# [YOUR GOAL]
Quote each line of the material verbatim, without the pictures.
[MATERIAL SUPPLIED start]
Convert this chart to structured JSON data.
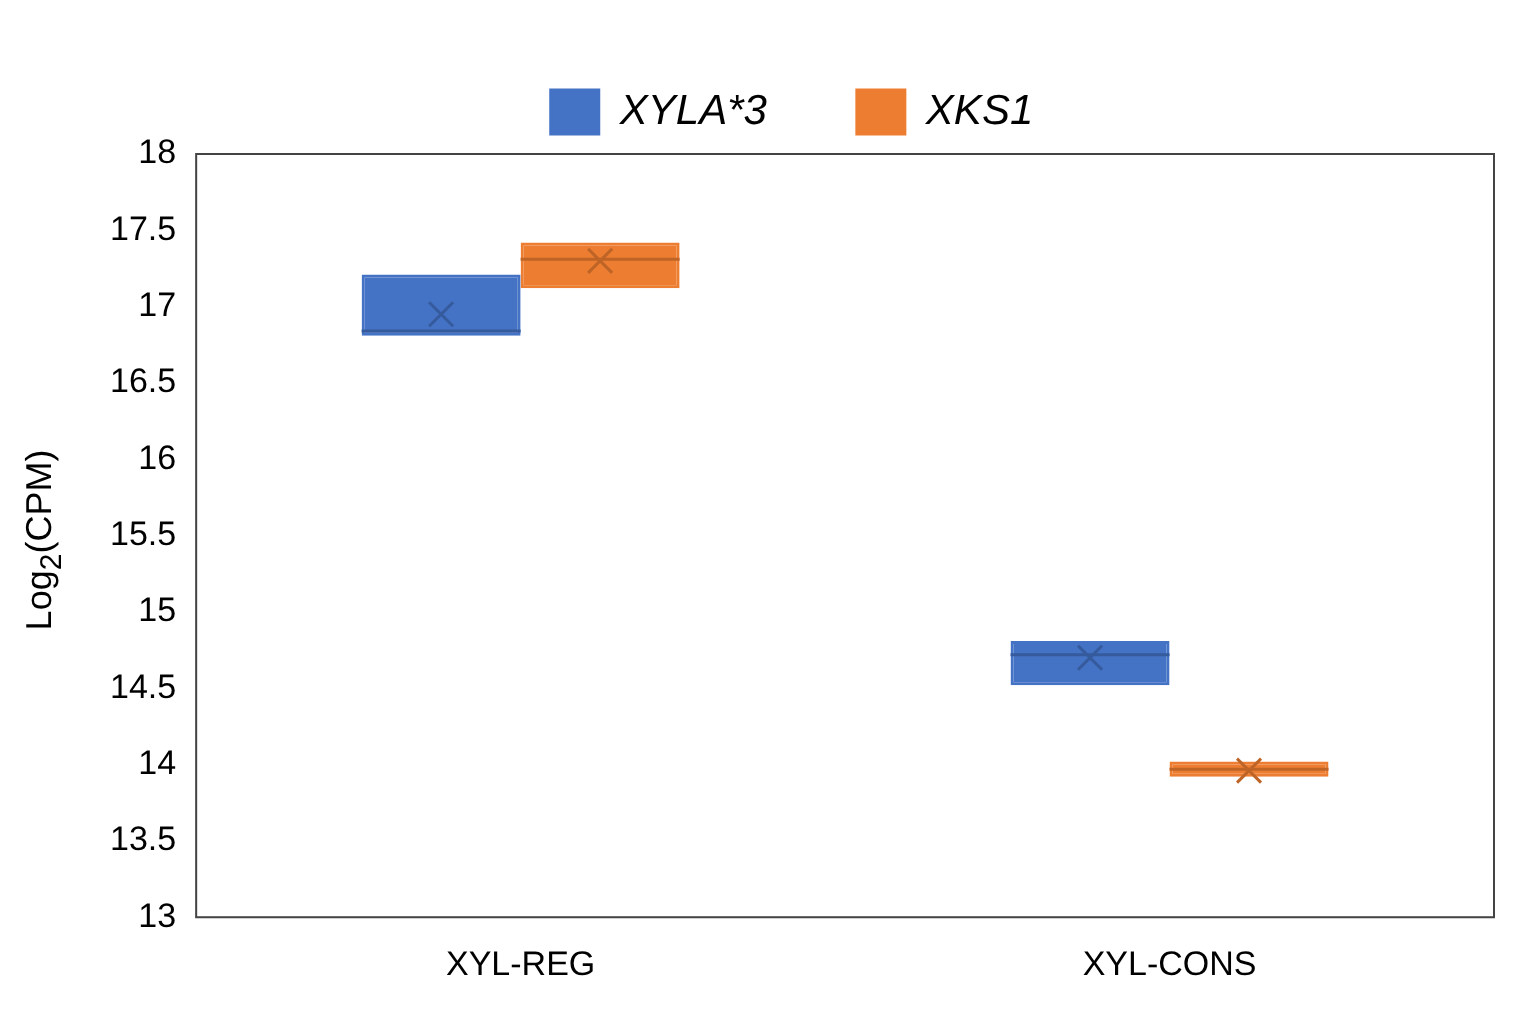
{
  "chart_data": {
    "type": "box",
    "ylabel": "Log$_{2}$(CPM)",
    "categories": [
      "XYL-REG",
      "XYL-CONS"
    ],
    "series": [
      {
        "name": "XYLA*3",
        "color": "#4472c4",
        "boxes": [
          {
            "low": 16.81,
            "q1": 16.81,
            "median": 16.84,
            "q3": 17.21,
            "high": 17.21,
            "mean": 16.95
          },
          {
            "low": 14.52,
            "q1": 14.52,
            "median": 14.72,
            "q3": 14.81,
            "high": 14.81,
            "mean": 14.7
          }
        ]
      },
      {
        "name": "XKS1",
        "color": "#ed7d31",
        "boxes": [
          {
            "low": 17.12,
            "q1": 17.12,
            "median": 17.31,
            "q3": 17.42,
            "high": 17.42,
            "mean": 17.3
          },
          {
            "low": 13.92,
            "q1": 13.92,
            "median": 13.97,
            "q3": 14.02,
            "high": 14.02,
            "mean": 13.96
          }
        ]
      }
    ],
    "ylim": [
      13,
      18
    ],
    "yticks": [
      13,
      13.5,
      14,
      14.5,
      15,
      15.5,
      16,
      16.5,
      17,
      17.5,
      18
    ],
    "grid": false,
    "legend": "top"
  }
}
[MATERIAL SUPPLIED end]
# [THE OUTPUT]
Convert this chart to structured JSON data.
{
  "chart_data": {
    "type": "box",
    "ylabel": "Log$_{2}$(CPM)",
    "categories": [
      "XYL-REG",
      "XYL-CONS"
    ],
    "series": [
      {
        "name": "XYLA*3",
        "color": "#4472c4",
        "boxes": [
          {
            "low": 16.81,
            "q1": 16.81,
            "median": 16.84,
            "q3": 17.21,
            "high": 17.21,
            "mean": 16.95
          },
          {
            "low": 14.52,
            "q1": 14.52,
            "median": 14.72,
            "q3": 14.81,
            "high": 14.81,
            "mean": 14.7
          }
        ]
      },
      {
        "name": "XKS1",
        "color": "#ed7d31",
        "boxes": [
          {
            "low": 17.12,
            "q1": 17.12,
            "median": 17.31,
            "q3": 17.42,
            "high": 17.42,
            "mean": 17.3
          },
          {
            "low": 13.92,
            "q1": 13.92,
            "median": 13.97,
            "q3": 14.02,
            "high": 14.02,
            "mean": 13.96
          }
        ]
      }
    ],
    "ylim": [
      13,
      18
    ],
    "yticks": [
      13,
      13.5,
      14,
      14.5,
      15,
      15.5,
      16,
      16.5,
      17,
      17.5,
      18
    ],
    "grid": false,
    "legend": "top"
  }
}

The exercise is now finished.